### GIVEN EXERCISE
Reproduce every line in the listing that contains the word "image".

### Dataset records

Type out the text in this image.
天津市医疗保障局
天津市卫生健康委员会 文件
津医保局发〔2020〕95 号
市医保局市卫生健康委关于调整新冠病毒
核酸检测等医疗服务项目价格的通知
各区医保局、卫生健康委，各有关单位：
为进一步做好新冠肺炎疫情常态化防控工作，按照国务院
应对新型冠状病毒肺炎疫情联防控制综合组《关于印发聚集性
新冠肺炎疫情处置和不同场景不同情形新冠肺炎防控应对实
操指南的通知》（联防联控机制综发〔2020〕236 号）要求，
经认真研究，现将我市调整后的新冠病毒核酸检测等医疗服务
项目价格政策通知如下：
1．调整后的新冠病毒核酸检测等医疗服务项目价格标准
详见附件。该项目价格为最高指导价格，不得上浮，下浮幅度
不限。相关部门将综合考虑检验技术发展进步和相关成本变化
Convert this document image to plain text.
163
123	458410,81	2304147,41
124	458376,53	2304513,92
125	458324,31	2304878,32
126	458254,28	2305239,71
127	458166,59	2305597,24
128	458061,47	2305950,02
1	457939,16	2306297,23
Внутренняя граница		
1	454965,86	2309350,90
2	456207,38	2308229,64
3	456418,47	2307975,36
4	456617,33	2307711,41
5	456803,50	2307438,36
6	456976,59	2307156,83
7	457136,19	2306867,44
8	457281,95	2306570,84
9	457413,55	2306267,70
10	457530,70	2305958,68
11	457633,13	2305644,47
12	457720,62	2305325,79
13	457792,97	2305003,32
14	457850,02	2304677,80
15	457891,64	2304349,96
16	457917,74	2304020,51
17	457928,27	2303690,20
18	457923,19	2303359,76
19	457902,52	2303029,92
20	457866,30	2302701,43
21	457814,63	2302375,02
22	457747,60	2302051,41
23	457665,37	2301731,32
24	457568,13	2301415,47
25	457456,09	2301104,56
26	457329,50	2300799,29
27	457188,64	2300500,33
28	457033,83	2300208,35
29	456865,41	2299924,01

### TASK RESULT
Type out the text in this image.
Convert this document image to plain text.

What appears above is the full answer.